Task details: From the line containing "Give me a plain-text" through the last line of the entries, output the text exactly. Pictures stay out.

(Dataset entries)
◆ ◆ ◆ ◆ ◆ ◆ ◆
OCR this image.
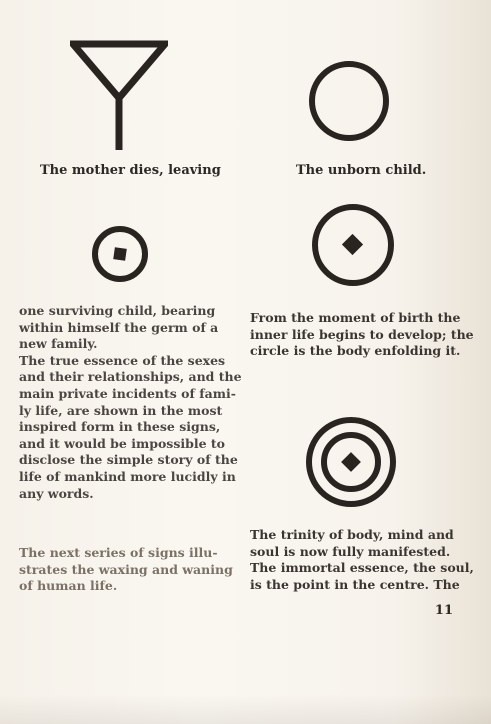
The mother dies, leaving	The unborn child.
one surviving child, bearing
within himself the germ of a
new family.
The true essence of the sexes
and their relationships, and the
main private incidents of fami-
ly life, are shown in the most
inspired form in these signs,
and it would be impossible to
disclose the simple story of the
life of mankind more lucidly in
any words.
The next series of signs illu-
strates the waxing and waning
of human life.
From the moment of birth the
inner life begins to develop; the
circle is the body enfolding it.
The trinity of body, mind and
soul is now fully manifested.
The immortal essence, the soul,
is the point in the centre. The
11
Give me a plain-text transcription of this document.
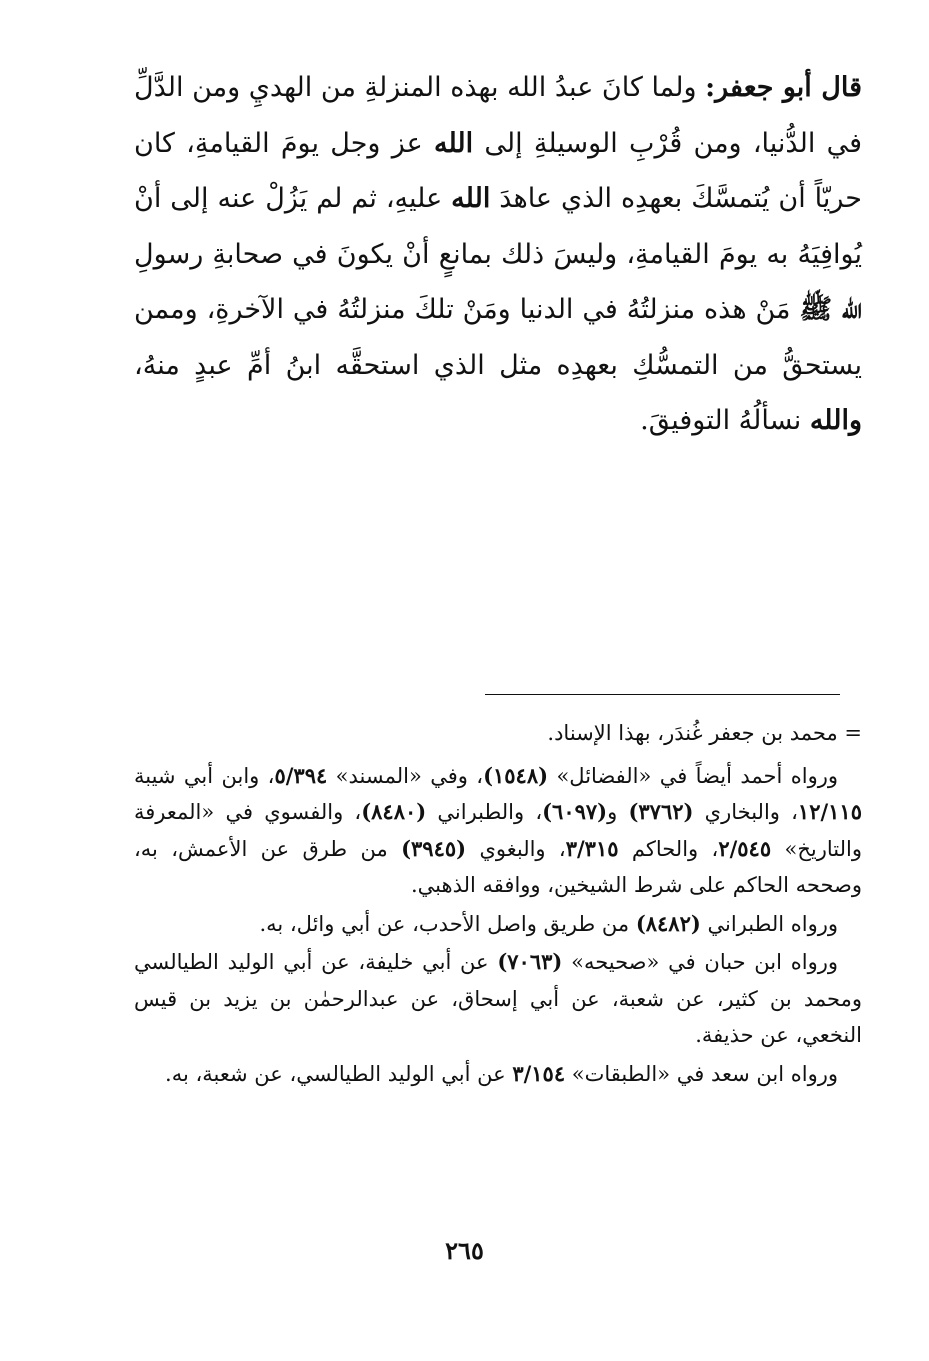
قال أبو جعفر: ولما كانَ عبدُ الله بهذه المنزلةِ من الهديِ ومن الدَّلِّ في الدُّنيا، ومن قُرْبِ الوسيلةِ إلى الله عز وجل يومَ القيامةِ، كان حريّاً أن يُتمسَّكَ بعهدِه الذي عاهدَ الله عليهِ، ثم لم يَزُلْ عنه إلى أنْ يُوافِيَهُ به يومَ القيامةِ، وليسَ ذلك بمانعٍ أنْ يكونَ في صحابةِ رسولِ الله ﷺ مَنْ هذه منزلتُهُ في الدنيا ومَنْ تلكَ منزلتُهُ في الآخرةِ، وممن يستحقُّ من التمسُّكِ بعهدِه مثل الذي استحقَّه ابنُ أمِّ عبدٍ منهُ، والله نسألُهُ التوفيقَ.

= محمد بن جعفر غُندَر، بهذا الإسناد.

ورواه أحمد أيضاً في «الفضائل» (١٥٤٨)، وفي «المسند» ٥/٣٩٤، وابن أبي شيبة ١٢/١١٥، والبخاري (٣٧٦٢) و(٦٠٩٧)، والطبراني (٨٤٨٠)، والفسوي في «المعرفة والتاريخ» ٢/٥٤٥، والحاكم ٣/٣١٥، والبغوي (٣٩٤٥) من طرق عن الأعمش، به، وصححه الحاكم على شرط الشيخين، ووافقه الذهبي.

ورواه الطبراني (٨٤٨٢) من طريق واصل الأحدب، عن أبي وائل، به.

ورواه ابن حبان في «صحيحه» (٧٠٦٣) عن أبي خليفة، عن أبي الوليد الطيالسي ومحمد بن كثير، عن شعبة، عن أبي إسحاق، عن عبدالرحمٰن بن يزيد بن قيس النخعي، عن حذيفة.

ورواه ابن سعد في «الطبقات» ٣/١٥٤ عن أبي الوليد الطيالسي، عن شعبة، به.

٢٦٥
◆ ◆ ◆ ◆ ◆ ◆ ◆
Answer to this problem:
Give me a plain-text transcription of this document.
قال أبو جعفر: ولما كانَ عبدُ الله بهذه المنزلةِ من الهديِ ومن الدَّلِّ في الدُّنيا، ومن قُرْبِ الوسيلةِ إلى الله عز وجل يومَ القيامةِ، كان حريّاً أن يُتمسَّكَ بعهدِه الذي عاهدَ الله عليهِ، ثم لم يَزُلْ عنه إلى أنْ يُوافِيَهُ به يومَ القيامةِ، وليسَ ذلك بمانعٍ أنْ يكونَ في صحابةِ رسولِ الله ﷺ مَنْ هذه منزلتُهُ في الدنيا ومَنْ تلكَ منزلتُهُ في الآخرةِ، وممن يستحقُّ من التمسُّكِ بعهدِه مثل الذي استحقَّه ابنُ أمِّ عبدٍ منهُ، والله نسألُهُ التوفيقَ.

= محمد بن جعفر غُندَر، بهذا الإسناد.

ورواه أحمد أيضاً في «الفضائل» (١٥٤٨)، وفي «المسند» ٥/٣٩٤، وابن أبي شيبة ١٢/١١٥، والبخاري (٣٧٦٢) و(٦٠٩٧)، والطبراني (٨٤٨٠)، والفسوي في «المعرفة والتاريخ» ٢/٥٤٥، والحاكم ٣/٣١٥، والبغوي (٣٩٤٥) من طرق عن الأعمش، به، وصححه الحاكم على شرط الشيخين، ووافقه الذهبي.

ورواه الطبراني (٨٤٨٢) من طريق واصل الأحدب، عن أبي وائل، به.

ورواه ابن حبان في «صحيحه» (٧٠٦٣) عن أبي خليفة، عن أبي الوليد الطيالسي ومحمد بن كثير، عن شعبة، عن أبي إسحاق، عن عبدالرحمٰن بن يزيد بن قيس النخعي، عن حذيفة.

ورواه ابن سعد في «الطبقات» ٣/١٥٤ عن أبي الوليد الطيالسي، عن شعبة، به.

٢٦٥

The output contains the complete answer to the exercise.